=== RECORD EXCERPTS ===
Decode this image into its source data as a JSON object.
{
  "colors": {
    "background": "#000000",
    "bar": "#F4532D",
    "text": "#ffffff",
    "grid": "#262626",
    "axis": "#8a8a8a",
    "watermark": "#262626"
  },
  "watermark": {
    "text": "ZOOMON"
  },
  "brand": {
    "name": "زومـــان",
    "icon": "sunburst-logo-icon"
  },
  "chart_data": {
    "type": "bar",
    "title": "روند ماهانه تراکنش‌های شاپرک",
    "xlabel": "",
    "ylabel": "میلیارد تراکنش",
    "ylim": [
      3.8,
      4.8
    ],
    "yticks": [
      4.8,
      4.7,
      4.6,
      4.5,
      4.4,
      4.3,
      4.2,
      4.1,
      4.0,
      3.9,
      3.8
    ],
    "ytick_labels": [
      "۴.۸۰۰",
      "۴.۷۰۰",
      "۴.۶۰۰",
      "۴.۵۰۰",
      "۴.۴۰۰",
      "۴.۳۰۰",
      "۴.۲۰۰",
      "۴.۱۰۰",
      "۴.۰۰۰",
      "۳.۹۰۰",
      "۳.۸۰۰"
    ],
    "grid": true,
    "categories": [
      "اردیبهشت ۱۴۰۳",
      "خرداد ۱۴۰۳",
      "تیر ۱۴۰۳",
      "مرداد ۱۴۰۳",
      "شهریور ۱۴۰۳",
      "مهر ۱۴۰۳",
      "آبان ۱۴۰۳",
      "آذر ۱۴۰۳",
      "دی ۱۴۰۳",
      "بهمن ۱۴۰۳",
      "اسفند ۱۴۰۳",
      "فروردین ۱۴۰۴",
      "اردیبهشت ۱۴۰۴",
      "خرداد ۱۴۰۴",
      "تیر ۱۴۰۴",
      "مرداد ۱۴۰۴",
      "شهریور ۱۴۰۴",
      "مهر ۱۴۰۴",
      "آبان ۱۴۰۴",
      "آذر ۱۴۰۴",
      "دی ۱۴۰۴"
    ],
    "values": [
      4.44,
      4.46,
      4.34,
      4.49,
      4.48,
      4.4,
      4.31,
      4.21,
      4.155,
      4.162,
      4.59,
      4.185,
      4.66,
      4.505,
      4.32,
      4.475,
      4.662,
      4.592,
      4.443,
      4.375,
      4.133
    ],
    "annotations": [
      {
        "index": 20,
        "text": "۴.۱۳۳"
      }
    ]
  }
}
===
GOAL
Output every line above without altering anything.

EXERCISE RESPONSE
Decode this image into its source data as a JSON object.
{
  "colors": {
    "background": "#000000",
    "bar": "#F4532D",
    "text": "#ffffff",
    "grid": "#262626",
    "axis": "#8a8a8a",
    "watermark": "#262626"
  },
  "watermark": {
    "text": "ZOOMON"
  },
  "brand": {
    "name": "زومـــان",
    "icon": "sunburst-logo-icon"
  },
  "chart_data": {
    "type": "bar",
    "title": "روند ماهانه تراکنش‌های شاپرک",
    "xlabel": "",
    "ylabel": "میلیارد تراکنش",
    "ylim": [
      3.8,
      4.8
    ],
    "yticks": [
      4.8,
      4.7,
      4.6,
      4.5,
      4.4,
      4.3,
      4.2,
      4.1,
      4.0,
      3.9,
      3.8
    ],
    "ytick_labels": [
      "۴.۸۰۰",
      "۴.۷۰۰",
      "۴.۶۰۰",
      "۴.۵۰۰",
      "۴.۴۰۰",
      "۴.۳۰۰",
      "۴.۲۰۰",
      "۴.۱۰۰",
      "۴.۰۰۰",
      "۳.۹۰۰",
      "۳.۸۰۰"
    ],
    "grid": true,
    "categories": [
      "اردیبهشت ۱۴۰۳",
      "خرداد ۱۴۰۳",
      "تیر ۱۴۰۳",
      "مرداد ۱۴۰۳",
      "شهریور ۱۴۰۳",
      "مهر ۱۴۰۳",
      "آبان ۱۴۰۳",
      "آذر ۱۴۰۳",
      "دی ۱۴۰۳",
      "بهمن ۱۴۰۳",
      "اسفند ۱۴۰۳",
      "فروردین ۱۴۰۴",
      "اردیبهشت ۱۴۰۴",
      "خرداد ۱۴۰۴",
      "تیر ۱۴۰۴",
      "مرداد ۱۴۰۴",
      "شهریور ۱۴۰۴",
      "مهر ۱۴۰۴",
      "آبان ۱۴۰۴",
      "آذر ۱۴۰۴",
      "دی ۱۴۰۴"
    ],
    "values": [
      4.44,
      4.46,
      4.34,
      4.49,
      4.48,
      4.4,
      4.31,
      4.21,
      4.155,
      4.162,
      4.59,
      4.185,
      4.66,
      4.505,
      4.32,
      4.475,
      4.662,
      4.592,
      4.443,
      4.375,
      4.133
    ],
    "annotations": [
      {
        "index": 20,
        "text": "۴.۱۳۳"
      }
    ]
  }
}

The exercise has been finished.